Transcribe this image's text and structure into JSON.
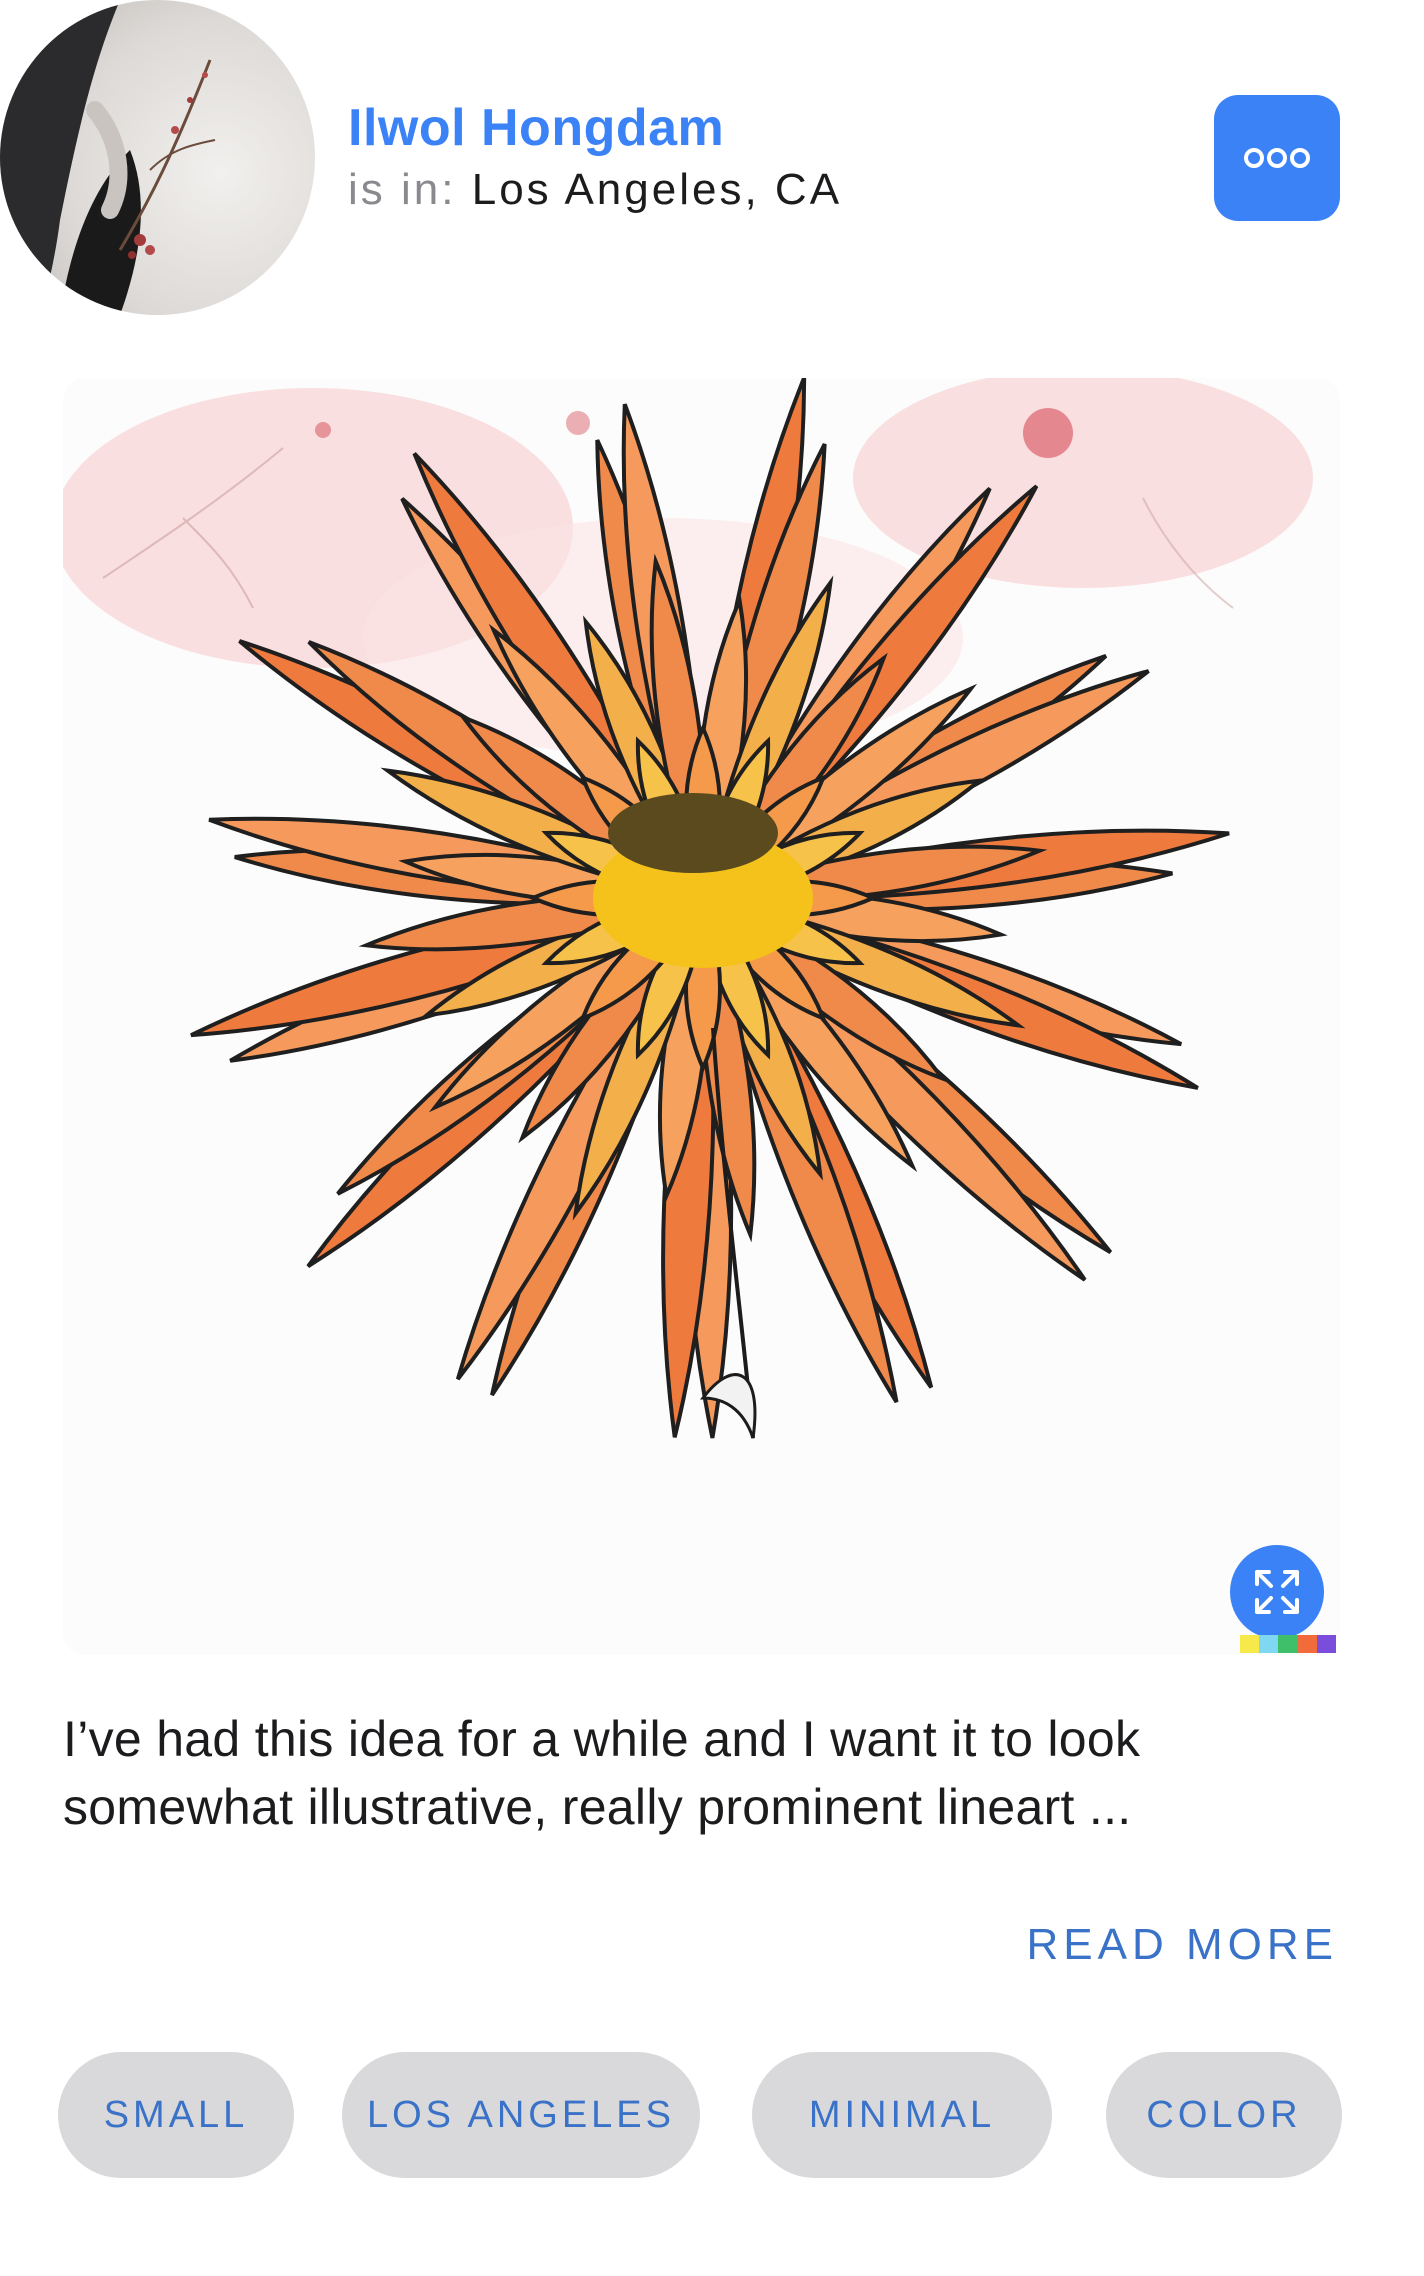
{
  "profile": {
    "name": "Ilwol Hongdam",
    "location_prefix": "is in:",
    "location": "Los Angeles, CA"
  },
  "icons": {
    "avatar": "avatar-photo",
    "more": "more-options-icon",
    "expand": "expand-icon"
  },
  "post": {
    "caption_line1": "I’ve had this idea for a while and I want it to look",
    "caption_line2": "somewhat illustrative, really prominent lineart ...",
    "read_more": "READ MORE"
  },
  "tags": [
    "SMALL",
    "LOS ANGELES",
    "MINIMAL",
    "COLOR"
  ],
  "colors": {
    "accent": "#3b82f6",
    "link": "#3a72c8",
    "tag_bg": "#d9d9db",
    "strip": [
      "#f7e94a",
      "#7ed8f2",
      "#3fbf6a",
      "#f26b3a",
      "#7b4ddb"
    ]
  }
}
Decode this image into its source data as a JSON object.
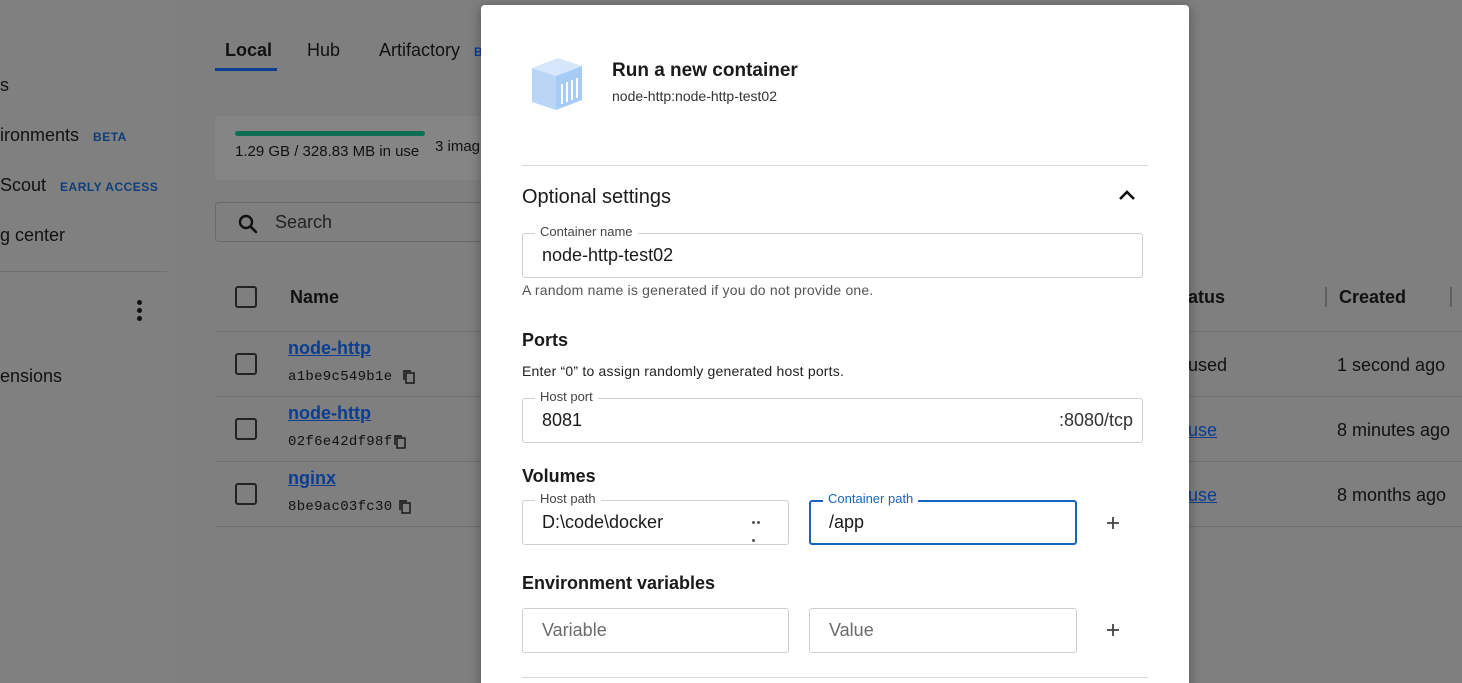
{
  "sidebar": {
    "items": [
      {
        "label": "s",
        "badge": ""
      },
      {
        "label": "ironments",
        "badge": "BETA"
      },
      {
        "label": "Scout",
        "badge": "EARLY ACCESS"
      },
      {
        "label": "g center",
        "badge": ""
      },
      {
        "label": "ensions",
        "badge": ""
      }
    ]
  },
  "tabs": [
    "Local",
    "Hub",
    "Artifactory"
  ],
  "tab_badge_partial": "B",
  "usage": {
    "text": "1.29 GB / 328.83 MB in use",
    "images_count_text": "3 imag",
    "fill_fraction": 1.0
  },
  "search": {
    "placeholder": "Search"
  },
  "table": {
    "headers": {
      "name": "Name",
      "status": "atus",
      "created": "Created"
    },
    "rows": [
      {
        "name": "node-http",
        "id": "a1be9c549b1e",
        "status": "used",
        "status_link": false,
        "created": "1 second ago"
      },
      {
        "name": "node-http",
        "id": "02f6e42df98f",
        "status": "use",
        "status_link": true,
        "created": "8 minutes ago"
      },
      {
        "name": "nginx",
        "id": "8be9ac03fc30",
        "status": "use",
        "status_link": true,
        "created": "8 months ago"
      }
    ]
  },
  "modal": {
    "title": "Run a new container",
    "subtitle": "node-http:node-http-test02",
    "optional_settings": "Optional settings",
    "container_name": {
      "label": "Container name",
      "value": "node-http-test02",
      "helper": "A random name is generated if you do not provide one."
    },
    "ports": {
      "title": "Ports",
      "description": "Enter “0” to assign randomly generated host ports.",
      "host_port_label": "Host port",
      "host_port_value": "8081",
      "container_port": ":8080/tcp"
    },
    "volumes": {
      "title": "Volumes",
      "host_path_label": "Host path",
      "host_path_value": "D:\\code\\docker",
      "container_path_label": "Container path",
      "container_path_value": "/app"
    },
    "env": {
      "title": "Environment variables",
      "variable_placeholder": "Variable",
      "value_placeholder": "Value"
    }
  },
  "colors": {
    "accent": "#1565c0",
    "link": "#0b3d91",
    "usage_bar": "#0e6e53",
    "overlay": "#7f7f7f"
  }
}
#####
** REQUIREMENTS **
Write out the records above once more, word for word, with no pictures.

** RESULT BELOW **
Transcribe this image's text and structure into JSON.
{
  "profile": {
    "name": "Ilwol Hongdam",
    "location_prefix": "is in:",
    "location": "Los Angeles, CA"
  },
  "icons": {
    "avatar": "avatar-photo",
    "more": "more-options-icon",
    "expand": "expand-icon"
  },
  "post": {
    "caption_line1": "I’ve had this idea for a while and I want it to look",
    "caption_line2": "somewhat illustrative, really prominent lineart ...",
    "read_more": "READ MORE"
  },
  "tags": [
    "SMALL",
    "LOS ANGELES",
    "MINIMAL",
    "COLOR"
  ],
  "colors": {
    "accent": "#3b82f6",
    "link": "#3a72c8",
    "tag_bg": "#d9d9db",
    "strip": [
      "#f7e94a",
      "#7ed8f2",
      "#3fbf6a",
      "#f26b3a",
      "#7b4ddb"
    ]
  }
}
Decode this image into its source data as a JSON object.
{
  "sidebar": {
    "items": [
      {
        "label": "s",
        "badge": ""
      },
      {
        "label": "ironments",
        "badge": "BETA"
      },
      {
        "label": "Scout",
        "badge": "EARLY ACCESS"
      },
      {
        "label": "g center",
        "badge": ""
      },
      {
        "label": "ensions",
        "badge": ""
      }
    ]
  },
  "tabs": [
    "Local",
    "Hub",
    "Artifactory"
  ],
  "tab_badge_partial": "B",
  "usage": {
    "text": "1.29 GB / 328.83 MB in use",
    "images_count_text": "3 imag",
    "fill_fraction": 1.0
  },
  "search": {
    "placeholder": "Search"
  },
  "table": {
    "headers": {
      "name": "Name",
      "status": "atus",
      "created": "Created"
    },
    "rows": [
      {
        "name": "node-http",
        "id": "a1be9c549b1e",
        "status": "used",
        "status_link": false,
        "created": "1 second ago"
      },
      {
        "name": "node-http",
        "id": "02f6e42df98f",
        "status": "use",
        "status_link": true,
        "created": "8 minutes ago"
      },
      {
        "name": "nginx",
        "id": "8be9ac03fc30",
        "status": "use",
        "status_link": true,
        "created": "8 months ago"
      }
    ]
  },
  "modal": {
    "title": "Run a new container",
    "subtitle": "node-http:node-http-test02",
    "optional_settings": "Optional settings",
    "container_name": {
      "label": "Container name",
      "value": "node-http-test02",
      "helper": "A random name is generated if you do not provide one."
    },
    "ports": {
      "title": "Ports",
      "description": "Enter “0” to assign randomly generated host ports.",
      "host_port_label": "Host port",
      "host_port_value": "8081",
      "container_port": ":8080/tcp"
    },
    "volumes": {
      "title": "Volumes",
      "host_path_label": "Host path",
      "host_path_value": "D:\\code\\docker",
      "container_path_label": "Container path",
      "container_path_value": "/app"
    },
    "env": {
      "title": "Environment variables",
      "variable_placeholder": "Variable",
      "value_placeholder": "Value"
    }
  },
  "colors": {
    "accent": "#1565c0",
    "link": "#0b3d91",
    "usage_bar": "#0e6e53",
    "overlay": "#7f7f7f"
  }
}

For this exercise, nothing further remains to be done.